▶ **Work to be completed**:
Below is a block of records; repeat all of them exactly.

▶ **Records provided**:
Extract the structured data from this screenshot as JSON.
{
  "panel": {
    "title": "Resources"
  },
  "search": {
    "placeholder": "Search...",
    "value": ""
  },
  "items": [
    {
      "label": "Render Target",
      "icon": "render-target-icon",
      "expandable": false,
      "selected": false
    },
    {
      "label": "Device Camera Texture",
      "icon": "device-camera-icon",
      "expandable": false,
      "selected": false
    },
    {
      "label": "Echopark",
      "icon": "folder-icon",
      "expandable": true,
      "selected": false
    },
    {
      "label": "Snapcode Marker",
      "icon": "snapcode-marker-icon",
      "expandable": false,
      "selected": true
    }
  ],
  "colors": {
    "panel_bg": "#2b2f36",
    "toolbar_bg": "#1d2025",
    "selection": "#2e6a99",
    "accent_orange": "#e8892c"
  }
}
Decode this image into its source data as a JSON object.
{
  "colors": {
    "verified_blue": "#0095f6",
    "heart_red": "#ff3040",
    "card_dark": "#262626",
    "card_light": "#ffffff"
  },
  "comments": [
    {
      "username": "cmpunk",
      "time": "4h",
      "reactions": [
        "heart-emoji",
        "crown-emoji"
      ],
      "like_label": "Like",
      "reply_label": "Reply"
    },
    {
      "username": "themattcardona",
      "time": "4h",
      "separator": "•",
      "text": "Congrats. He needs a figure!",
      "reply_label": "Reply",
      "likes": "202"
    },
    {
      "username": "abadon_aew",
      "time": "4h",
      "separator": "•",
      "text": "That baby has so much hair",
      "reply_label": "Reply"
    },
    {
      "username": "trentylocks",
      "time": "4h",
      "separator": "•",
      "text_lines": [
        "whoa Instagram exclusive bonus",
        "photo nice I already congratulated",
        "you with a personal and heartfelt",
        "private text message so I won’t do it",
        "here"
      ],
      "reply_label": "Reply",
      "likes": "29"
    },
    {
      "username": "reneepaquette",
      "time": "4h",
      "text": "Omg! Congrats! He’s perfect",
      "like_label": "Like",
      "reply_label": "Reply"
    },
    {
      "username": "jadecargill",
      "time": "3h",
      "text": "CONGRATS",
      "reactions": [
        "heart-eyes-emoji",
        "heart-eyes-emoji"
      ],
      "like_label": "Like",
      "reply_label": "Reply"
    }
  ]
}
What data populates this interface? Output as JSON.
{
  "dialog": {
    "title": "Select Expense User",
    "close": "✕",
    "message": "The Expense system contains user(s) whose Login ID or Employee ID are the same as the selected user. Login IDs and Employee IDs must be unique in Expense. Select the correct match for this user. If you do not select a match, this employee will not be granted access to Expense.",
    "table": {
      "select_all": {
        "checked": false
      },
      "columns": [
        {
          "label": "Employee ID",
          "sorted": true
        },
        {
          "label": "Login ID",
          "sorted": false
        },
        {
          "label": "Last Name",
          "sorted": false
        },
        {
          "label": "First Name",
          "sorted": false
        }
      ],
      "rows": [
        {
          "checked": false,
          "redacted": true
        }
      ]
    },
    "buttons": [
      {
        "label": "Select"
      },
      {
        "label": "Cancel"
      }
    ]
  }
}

▶ **Expected answer**:
Extract the structured data from this screenshot as JSON.
{
  "panel": {
    "title": "Resources"
  },
  "search": {
    "placeholder": "Search...",
    "value": ""
  },
  "items": [
    {
      "label": "Render Target",
      "icon": "render-target-icon",
      "expandable": false,
      "selected": false
    },
    {
      "label": "Device Camera Texture",
      "icon": "device-camera-icon",
      "expandable": false,
      "selected": false
    },
    {
      "label": "Echopark",
      "icon": "folder-icon",
      "expandable": true,
      "selected": false
    },
    {
      "label": "Snapcode Marker",
      "icon": "snapcode-marker-icon",
      "expandable": false,
      "selected": true
    }
  ],
  "colors": {
    "panel_bg": "#2b2f36",
    "toolbar_bg": "#1d2025",
    "selection": "#2e6a99",
    "accent_orange": "#e8892c"
  }
}
Decode this image into its source data as a JSON object.
{
  "colors": {
    "verified_blue": "#0095f6",
    "heart_red": "#ff3040",
    "card_dark": "#262626",
    "card_light": "#ffffff"
  },
  "comments": [
    {
      "username": "cmpunk",
      "time": "4h",
      "reactions": [
        "heart-emoji",
        "crown-emoji"
      ],
      "like_label": "Like",
      "reply_label": "Reply"
    },
    {
      "username": "themattcardona",
      "time": "4h",
      "separator": "•",
      "text": "Congrats. He needs a figure!",
      "reply_label": "Reply",
      "likes": "202"
    },
    {
      "username": "abadon_aew",
      "time": "4h",
      "separator": "•",
      "text": "That baby has so much hair",
      "reply_label": "Reply"
    },
    {
      "username": "trentylocks",
      "time": "4h",
      "separator": "•",
      "text_lines": [
        "whoa Instagram exclusive bonus",
        "photo nice I already congratulated",
        "you with a personal and heartfelt",
        "private text message so I won’t do it",
        "here"
      ],
      "reply_label": "Reply",
      "likes": "29"
    },
    {
      "username": "reneepaquette",
      "time": "4h",
      "text": "Omg! Congrats! He’s perfect",
      "like_label": "Like",
      "reply_label": "Reply"
    },
    {
      "username": "jadecargill",
      "time": "3h",
      "text": "CONGRATS",
      "reactions": [
        "heart-eyes-emoji",
        "heart-eyes-emoji"
      ],
      "like_label": "Like",
      "reply_label": "Reply"
    }
  ]
}
What data populates this interface? Output as JSON.
{
  "dialog": {
    "title": "Select Expense User",
    "close": "✕",
    "message": "The Expense system contains user(s) whose Login ID or Employee ID are the same as the selected user. Login IDs and Employee IDs must be unique in Expense. Select the correct match for this user. If you do not select a match, this employee will not be granted access to Expense.",
    "table": {
      "select_all": {
        "checked": false
      },
      "columns": [
        {
          "label": "Employee ID",
          "sorted": true
        },
        {
          "label": "Login ID",
          "sorted": false
        },
        {
          "label": "Last Name",
          "sorted": false
        },
        {
          "label": "First Name",
          "sorted": false
        }
      ],
      "rows": [
        {
          "checked": false,
          "redacted": true
        }
      ]
    },
    "buttons": [
      {
        "label": "Select"
      },
      {
        "label": "Cancel"
      }
    ]
  }
}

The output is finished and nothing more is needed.